[start Task data]
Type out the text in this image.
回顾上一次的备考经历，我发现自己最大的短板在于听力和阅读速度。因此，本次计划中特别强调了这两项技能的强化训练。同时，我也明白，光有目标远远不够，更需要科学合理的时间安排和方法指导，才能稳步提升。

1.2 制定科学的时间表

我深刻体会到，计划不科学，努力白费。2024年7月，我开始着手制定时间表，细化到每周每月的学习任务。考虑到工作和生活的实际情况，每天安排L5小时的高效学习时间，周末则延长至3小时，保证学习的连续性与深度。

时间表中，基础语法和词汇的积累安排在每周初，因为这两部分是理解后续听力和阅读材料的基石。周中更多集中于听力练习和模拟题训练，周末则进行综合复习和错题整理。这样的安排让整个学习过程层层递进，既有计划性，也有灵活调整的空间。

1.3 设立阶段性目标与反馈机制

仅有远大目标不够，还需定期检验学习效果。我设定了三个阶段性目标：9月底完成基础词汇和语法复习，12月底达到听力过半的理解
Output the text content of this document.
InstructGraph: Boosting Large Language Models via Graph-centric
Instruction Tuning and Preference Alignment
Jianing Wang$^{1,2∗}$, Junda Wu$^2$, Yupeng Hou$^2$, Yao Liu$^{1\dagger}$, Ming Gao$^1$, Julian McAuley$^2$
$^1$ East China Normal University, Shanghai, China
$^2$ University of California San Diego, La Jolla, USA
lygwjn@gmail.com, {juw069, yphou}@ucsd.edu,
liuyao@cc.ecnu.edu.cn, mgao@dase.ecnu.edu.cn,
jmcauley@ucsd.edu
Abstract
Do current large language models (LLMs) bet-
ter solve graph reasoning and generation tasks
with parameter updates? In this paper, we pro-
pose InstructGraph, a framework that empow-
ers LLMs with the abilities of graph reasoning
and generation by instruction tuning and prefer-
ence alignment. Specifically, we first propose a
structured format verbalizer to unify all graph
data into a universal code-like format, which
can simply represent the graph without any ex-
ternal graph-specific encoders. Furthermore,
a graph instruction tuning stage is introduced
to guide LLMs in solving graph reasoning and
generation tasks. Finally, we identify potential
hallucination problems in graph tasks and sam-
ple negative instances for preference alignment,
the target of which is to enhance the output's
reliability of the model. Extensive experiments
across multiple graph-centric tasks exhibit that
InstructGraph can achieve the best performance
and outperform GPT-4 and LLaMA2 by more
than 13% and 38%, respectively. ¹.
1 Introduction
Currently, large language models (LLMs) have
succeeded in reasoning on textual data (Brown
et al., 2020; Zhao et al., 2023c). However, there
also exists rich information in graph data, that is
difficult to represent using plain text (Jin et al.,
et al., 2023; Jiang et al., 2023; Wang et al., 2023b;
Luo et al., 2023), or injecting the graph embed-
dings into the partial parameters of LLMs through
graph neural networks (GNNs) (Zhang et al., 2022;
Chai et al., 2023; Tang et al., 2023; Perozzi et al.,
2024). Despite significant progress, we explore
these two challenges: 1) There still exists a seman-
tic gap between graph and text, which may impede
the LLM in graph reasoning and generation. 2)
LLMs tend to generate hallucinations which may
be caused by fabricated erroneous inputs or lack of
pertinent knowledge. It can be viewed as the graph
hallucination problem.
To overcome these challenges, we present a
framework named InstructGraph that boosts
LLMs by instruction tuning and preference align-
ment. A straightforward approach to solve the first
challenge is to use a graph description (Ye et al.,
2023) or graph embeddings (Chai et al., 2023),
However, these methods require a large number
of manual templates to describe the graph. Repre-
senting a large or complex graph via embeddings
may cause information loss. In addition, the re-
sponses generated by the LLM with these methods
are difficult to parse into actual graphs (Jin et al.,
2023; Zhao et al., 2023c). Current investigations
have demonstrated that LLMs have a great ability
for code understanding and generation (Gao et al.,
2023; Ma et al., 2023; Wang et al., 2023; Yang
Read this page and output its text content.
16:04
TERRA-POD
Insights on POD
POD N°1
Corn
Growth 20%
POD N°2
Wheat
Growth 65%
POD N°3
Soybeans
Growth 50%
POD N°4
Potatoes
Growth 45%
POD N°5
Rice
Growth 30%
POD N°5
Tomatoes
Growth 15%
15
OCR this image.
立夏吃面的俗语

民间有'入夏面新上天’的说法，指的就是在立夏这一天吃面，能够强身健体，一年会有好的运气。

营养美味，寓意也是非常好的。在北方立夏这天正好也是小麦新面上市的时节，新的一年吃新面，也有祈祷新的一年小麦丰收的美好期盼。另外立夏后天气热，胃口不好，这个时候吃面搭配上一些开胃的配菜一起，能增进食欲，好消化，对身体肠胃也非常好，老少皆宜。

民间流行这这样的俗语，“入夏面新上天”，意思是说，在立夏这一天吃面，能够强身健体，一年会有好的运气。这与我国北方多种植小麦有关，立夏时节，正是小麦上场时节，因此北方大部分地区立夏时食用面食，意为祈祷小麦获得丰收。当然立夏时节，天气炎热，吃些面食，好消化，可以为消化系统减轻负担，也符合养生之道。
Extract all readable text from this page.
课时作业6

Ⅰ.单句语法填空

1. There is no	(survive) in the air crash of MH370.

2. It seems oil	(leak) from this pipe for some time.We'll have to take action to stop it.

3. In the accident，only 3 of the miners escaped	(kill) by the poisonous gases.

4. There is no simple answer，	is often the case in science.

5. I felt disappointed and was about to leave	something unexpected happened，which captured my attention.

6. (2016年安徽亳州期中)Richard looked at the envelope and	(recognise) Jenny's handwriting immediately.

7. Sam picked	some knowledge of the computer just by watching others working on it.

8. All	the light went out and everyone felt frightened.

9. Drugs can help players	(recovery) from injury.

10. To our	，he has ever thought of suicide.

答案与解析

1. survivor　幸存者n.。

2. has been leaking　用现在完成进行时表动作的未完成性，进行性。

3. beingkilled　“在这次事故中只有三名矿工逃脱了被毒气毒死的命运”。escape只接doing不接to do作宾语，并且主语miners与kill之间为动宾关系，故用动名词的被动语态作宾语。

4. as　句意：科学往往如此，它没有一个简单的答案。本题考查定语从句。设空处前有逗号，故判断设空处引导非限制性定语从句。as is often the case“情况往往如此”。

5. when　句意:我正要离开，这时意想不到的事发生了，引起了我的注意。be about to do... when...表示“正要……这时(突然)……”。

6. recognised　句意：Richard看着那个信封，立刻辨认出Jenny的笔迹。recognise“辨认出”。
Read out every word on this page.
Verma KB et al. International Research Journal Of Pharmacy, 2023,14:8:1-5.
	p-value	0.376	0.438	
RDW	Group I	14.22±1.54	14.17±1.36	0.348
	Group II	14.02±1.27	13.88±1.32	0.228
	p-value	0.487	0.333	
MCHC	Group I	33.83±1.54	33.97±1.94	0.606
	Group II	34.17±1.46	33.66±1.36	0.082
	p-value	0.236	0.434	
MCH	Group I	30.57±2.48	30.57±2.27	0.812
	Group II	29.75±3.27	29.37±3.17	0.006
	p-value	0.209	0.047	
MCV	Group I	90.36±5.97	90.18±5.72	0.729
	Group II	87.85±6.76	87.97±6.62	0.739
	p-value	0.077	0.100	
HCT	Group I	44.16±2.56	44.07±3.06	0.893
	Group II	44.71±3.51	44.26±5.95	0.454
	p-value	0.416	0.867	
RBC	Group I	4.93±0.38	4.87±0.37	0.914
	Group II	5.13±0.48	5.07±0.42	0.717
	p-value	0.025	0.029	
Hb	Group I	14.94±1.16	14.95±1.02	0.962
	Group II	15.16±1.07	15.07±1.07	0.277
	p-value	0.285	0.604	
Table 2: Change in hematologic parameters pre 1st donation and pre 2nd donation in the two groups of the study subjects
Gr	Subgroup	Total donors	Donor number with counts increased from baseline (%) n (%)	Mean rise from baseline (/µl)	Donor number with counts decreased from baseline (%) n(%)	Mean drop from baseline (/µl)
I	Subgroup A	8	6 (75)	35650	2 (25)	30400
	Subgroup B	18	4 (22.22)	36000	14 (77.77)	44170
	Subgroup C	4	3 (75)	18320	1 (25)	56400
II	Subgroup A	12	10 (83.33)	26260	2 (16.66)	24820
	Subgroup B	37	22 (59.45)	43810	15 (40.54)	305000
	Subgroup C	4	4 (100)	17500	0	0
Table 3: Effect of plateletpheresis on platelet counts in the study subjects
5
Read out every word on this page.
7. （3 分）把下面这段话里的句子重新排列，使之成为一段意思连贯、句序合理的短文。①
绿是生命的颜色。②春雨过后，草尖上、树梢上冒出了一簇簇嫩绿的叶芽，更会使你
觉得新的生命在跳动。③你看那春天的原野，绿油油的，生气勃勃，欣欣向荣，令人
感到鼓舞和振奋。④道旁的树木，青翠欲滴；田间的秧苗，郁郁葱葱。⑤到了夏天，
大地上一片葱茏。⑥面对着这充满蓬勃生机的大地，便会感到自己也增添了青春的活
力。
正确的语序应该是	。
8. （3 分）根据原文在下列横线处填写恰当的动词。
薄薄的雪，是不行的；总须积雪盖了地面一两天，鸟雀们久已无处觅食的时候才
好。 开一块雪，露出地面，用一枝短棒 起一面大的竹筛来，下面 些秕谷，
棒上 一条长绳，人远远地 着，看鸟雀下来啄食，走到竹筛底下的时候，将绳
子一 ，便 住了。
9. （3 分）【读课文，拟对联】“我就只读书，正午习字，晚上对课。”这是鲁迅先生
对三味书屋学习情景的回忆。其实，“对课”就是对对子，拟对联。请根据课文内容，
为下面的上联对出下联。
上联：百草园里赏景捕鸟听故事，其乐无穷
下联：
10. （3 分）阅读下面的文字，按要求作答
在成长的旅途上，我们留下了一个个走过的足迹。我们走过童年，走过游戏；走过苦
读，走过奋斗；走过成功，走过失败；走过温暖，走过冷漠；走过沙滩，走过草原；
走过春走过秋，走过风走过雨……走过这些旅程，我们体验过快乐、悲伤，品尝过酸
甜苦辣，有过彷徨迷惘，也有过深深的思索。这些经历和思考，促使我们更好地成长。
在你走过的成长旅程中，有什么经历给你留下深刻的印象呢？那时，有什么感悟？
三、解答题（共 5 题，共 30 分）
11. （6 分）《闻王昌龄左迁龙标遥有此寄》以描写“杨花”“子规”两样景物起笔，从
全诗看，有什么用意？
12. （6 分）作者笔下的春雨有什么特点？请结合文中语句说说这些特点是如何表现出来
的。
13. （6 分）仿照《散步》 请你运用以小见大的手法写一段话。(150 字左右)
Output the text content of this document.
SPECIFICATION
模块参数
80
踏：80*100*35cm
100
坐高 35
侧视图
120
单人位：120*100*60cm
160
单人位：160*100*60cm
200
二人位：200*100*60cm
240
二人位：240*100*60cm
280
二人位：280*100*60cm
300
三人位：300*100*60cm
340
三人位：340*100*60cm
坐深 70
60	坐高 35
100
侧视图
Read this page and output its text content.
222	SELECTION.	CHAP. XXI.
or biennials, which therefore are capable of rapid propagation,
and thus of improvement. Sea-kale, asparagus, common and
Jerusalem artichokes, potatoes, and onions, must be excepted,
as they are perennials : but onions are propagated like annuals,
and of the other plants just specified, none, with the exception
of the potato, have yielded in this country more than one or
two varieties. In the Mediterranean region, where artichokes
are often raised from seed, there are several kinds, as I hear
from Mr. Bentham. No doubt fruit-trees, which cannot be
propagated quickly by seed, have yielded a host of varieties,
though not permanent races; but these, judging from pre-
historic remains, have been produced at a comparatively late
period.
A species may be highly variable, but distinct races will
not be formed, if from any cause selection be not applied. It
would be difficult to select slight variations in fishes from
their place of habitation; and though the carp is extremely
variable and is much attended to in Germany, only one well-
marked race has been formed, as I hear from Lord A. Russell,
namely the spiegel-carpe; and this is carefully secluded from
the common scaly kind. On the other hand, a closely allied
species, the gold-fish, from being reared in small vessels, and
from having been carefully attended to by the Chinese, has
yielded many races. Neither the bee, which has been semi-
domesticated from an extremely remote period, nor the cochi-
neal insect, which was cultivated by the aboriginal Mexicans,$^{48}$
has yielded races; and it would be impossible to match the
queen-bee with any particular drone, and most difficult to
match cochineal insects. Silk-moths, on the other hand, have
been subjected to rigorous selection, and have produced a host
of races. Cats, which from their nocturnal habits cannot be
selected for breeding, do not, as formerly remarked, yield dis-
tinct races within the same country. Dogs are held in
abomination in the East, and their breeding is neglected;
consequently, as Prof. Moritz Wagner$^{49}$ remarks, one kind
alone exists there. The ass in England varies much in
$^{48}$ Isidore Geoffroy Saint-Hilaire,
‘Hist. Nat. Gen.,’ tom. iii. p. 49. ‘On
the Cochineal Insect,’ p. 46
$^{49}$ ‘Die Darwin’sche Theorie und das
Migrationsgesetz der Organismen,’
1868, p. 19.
[end Task data]
> _Stated exercise_: Go through the listing above and return every line where the word "parameters" occurs.

> _Exercise answer_:
dings into the partial parameters of LLMs through
Table 2: Change in hematologic parameters pre 1st donation and pre 2nd donation in the two groups of the study subjects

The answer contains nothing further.